---------- Supplied data

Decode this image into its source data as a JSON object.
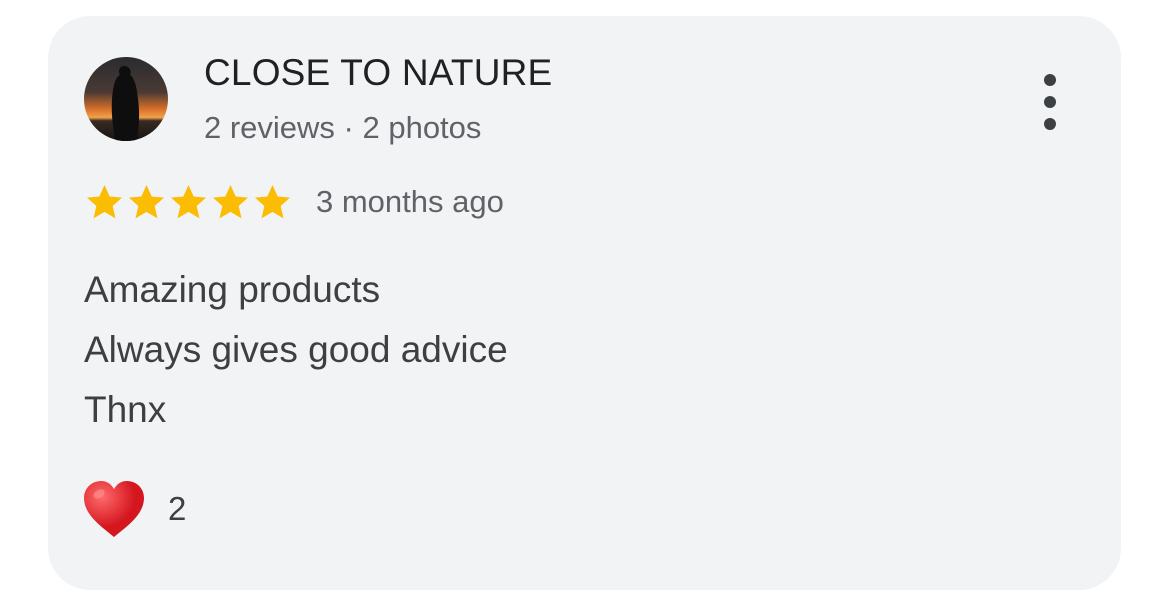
{
  "review": {
    "author_name": "CLOSE TO NATURE",
    "author_meta": "2 reviews · 2 photos",
    "rating": 5,
    "rating_max": 5,
    "time": "3 months ago",
    "text_lines": [
      "Amazing products",
      "Always gives good advice",
      "Thnx"
    ],
    "reactions": {
      "icon": "heart-icon",
      "count": "2"
    }
  },
  "icons": {
    "more": "more-vert-icon",
    "star": "star-icon",
    "avatar": "avatar-silhouette-sunset"
  },
  "colors": {
    "card_background": "#f2f3f5",
    "star": "#fbbc04",
    "heart": "#e0242c",
    "primary_text": "#202124",
    "secondary_text": "#5f6368"
  }
}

--------------------

Directions: Return the full material word for word. Do not include the pictures.

Solution:
Decode this image into its source data as a JSON object.
{
  "review": {
    "author_name": "CLOSE TO NATURE",
    "author_meta": "2 reviews · 2 photos",
    "rating": 5,
    "rating_max": 5,
    "time": "3 months ago",
    "text_lines": [
      "Amazing products",
      "Always gives good advice",
      "Thnx"
    ],
    "reactions": {
      "icon": "heart-icon",
      "count": "2"
    }
  },
  "icons": {
    "more": "more-vert-icon",
    "star": "star-icon",
    "avatar": "avatar-silhouette-sunset"
  },
  "colors": {
    "card_background": "#f2f3f5",
    "star": "#fbbc04",
    "heart": "#e0242c",
    "primary_text": "#202124",
    "secondary_text": "#5f6368"
  }
}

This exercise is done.